▸ Work required
Copy the lines holding the word "JSON", all of them.

▸ Data in this exercise

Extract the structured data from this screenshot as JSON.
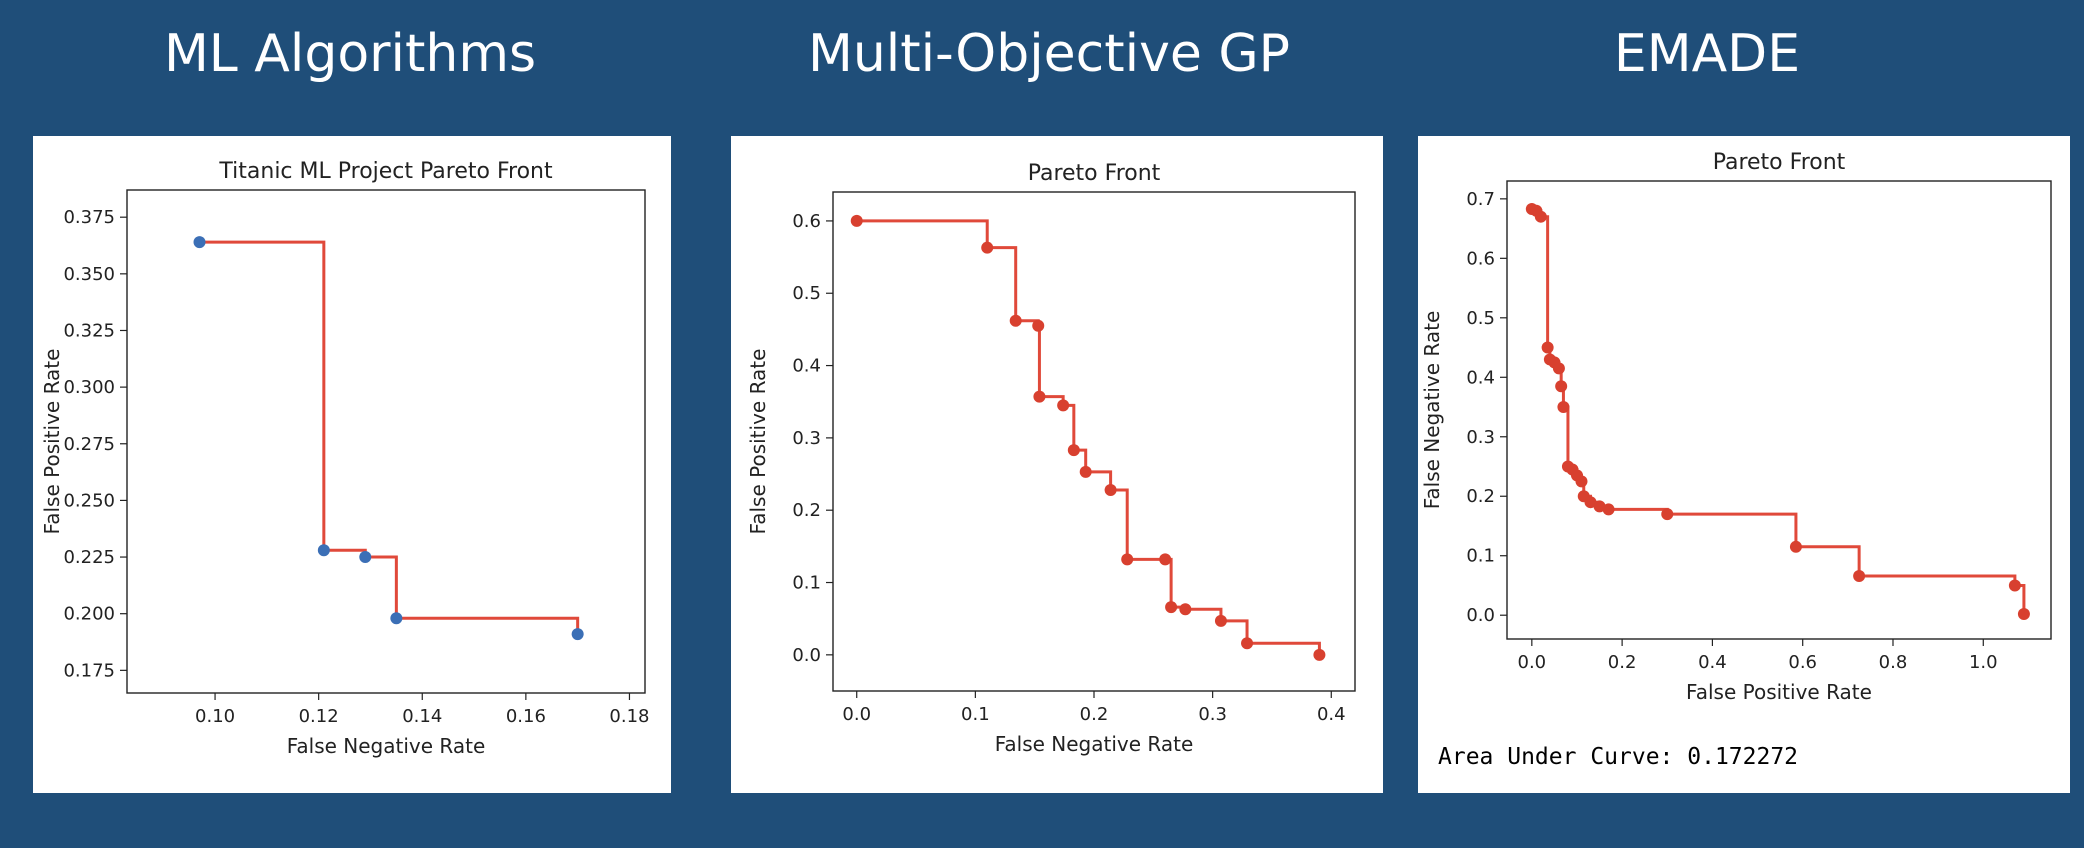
{
  "headings": [
    "ML Algorithms",
    "Multi-Objective GP",
    "EMADE"
  ],
  "colors": {
    "background": "#1f4e79",
    "front_line": "#e0493a",
    "point_blue": "#3b6fb6",
    "point_red": "#d8402f"
  },
  "footer": {
    "auc_text": "Area Under Curve: 0.172272"
  },
  "chart_data": [
    {
      "type": "line",
      "step": "post",
      "title": "Titanic ML Project Pareto Front",
      "xlabel": "False Negative Rate",
      "ylabel": "False Positive Rate",
      "xlim": [
        0.083,
        0.183
      ],
      "ylim": [
        0.165,
        0.387
      ],
      "xticks": [
        0.1,
        0.12,
        0.14,
        0.16,
        0.18
      ],
      "xticklabels": [
        "0.10",
        "0.12",
        "0.14",
        "0.16",
        "0.18"
      ],
      "yticks": [
        0.175,
        0.2,
        0.225,
        0.25,
        0.275,
        0.3,
        0.325,
        0.35,
        0.375
      ],
      "yticklabels": [
        "0.175",
        "0.200",
        "0.225",
        "0.250",
        "0.275",
        "0.300",
        "0.325",
        "0.350",
        "0.375"
      ],
      "grid": false,
      "point_color": "#3b6fb6",
      "points": [
        [
          0.097,
          0.364
        ],
        [
          0.121,
          0.228
        ],
        [
          0.129,
          0.225
        ],
        [
          0.135,
          0.198
        ],
        [
          0.17,
          0.191
        ]
      ]
    },
    {
      "type": "line",
      "step": "post",
      "title": "Pareto Front",
      "xlabel": "False Negative Rate",
      "ylabel": "False Positive Rate",
      "xlim": [
        -0.02,
        0.42
      ],
      "ylim": [
        -0.05,
        0.64
      ],
      "xticks": [
        0.0,
        0.1,
        0.2,
        0.3,
        0.4
      ],
      "xticklabels": [
        "0.0",
        "0.1",
        "0.2",
        "0.3",
        "0.4"
      ],
      "yticks": [
        0.0,
        0.1,
        0.2,
        0.3,
        0.4,
        0.5,
        0.6
      ],
      "yticklabels": [
        "0.0",
        "0.1",
        "0.2",
        "0.3",
        "0.4",
        "0.5",
        "0.6"
      ],
      "grid": false,
      "point_color": "#d8402f",
      "points": [
        [
          0.0,
          0.6
        ],
        [
          0.11,
          0.563
        ],
        [
          0.134,
          0.462
        ],
        [
          0.153,
          0.455
        ],
        [
          0.154,
          0.357
        ],
        [
          0.174,
          0.345
        ],
        [
          0.183,
          0.283
        ],
        [
          0.193,
          0.253
        ],
        [
          0.214,
          0.228
        ],
        [
          0.228,
          0.132
        ],
        [
          0.26,
          0.132
        ],
        [
          0.265,
          0.066
        ],
        [
          0.277,
          0.063
        ],
        [
          0.307,
          0.047
        ],
        [
          0.329,
          0.016
        ],
        [
          0.39,
          0.0
        ]
      ]
    },
    {
      "type": "line",
      "step": "post",
      "title": "Pareto Front",
      "xlabel": "False Positive Rate",
      "ylabel": "False Negative Rate",
      "xlim": [
        -0.055,
        1.15
      ],
      "ylim": [
        -0.04,
        0.73
      ],
      "xticks": [
        0.0,
        0.2,
        0.4,
        0.6,
        0.8,
        1.0
      ],
      "xticklabels": [
        "0.0",
        "0.2",
        "0.4",
        "0.6",
        "0.8",
        "1.0"
      ],
      "yticks": [
        0.0,
        0.1,
        0.2,
        0.3,
        0.4,
        0.5,
        0.6,
        0.7
      ],
      "yticklabels": [
        "0.0",
        "0.1",
        "0.2",
        "0.3",
        "0.4",
        "0.5",
        "0.6",
        "0.7"
      ],
      "grid": false,
      "point_color": "#d8402f",
      "points": [
        [
          0.0,
          0.683
        ],
        [
          0.01,
          0.68
        ],
        [
          0.02,
          0.67
        ],
        [
          0.035,
          0.45
        ],
        [
          0.04,
          0.43
        ],
        [
          0.05,
          0.425
        ],
        [
          0.06,
          0.415
        ],
        [
          0.065,
          0.385
        ],
        [
          0.07,
          0.35
        ],
        [
          0.08,
          0.25
        ],
        [
          0.09,
          0.245
        ],
        [
          0.1,
          0.235
        ],
        [
          0.11,
          0.225
        ],
        [
          0.115,
          0.2
        ],
        [
          0.13,
          0.19
        ],
        [
          0.15,
          0.183
        ],
        [
          0.17,
          0.178
        ],
        [
          0.3,
          0.17
        ],
        [
          0.585,
          0.115
        ],
        [
          0.725,
          0.066
        ],
        [
          1.07,
          0.05
        ],
        [
          1.09,
          0.002
        ]
      ]
    }
  ]
}
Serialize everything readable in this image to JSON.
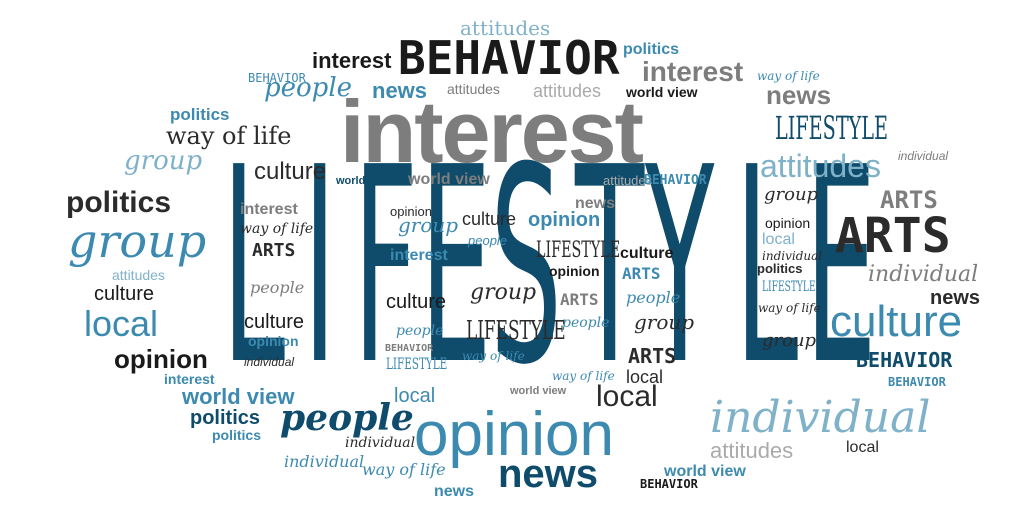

▸ Answer to the problem
Extract the structured data from this screenshot as JSON.
Serialize everything readable in this image to JSON.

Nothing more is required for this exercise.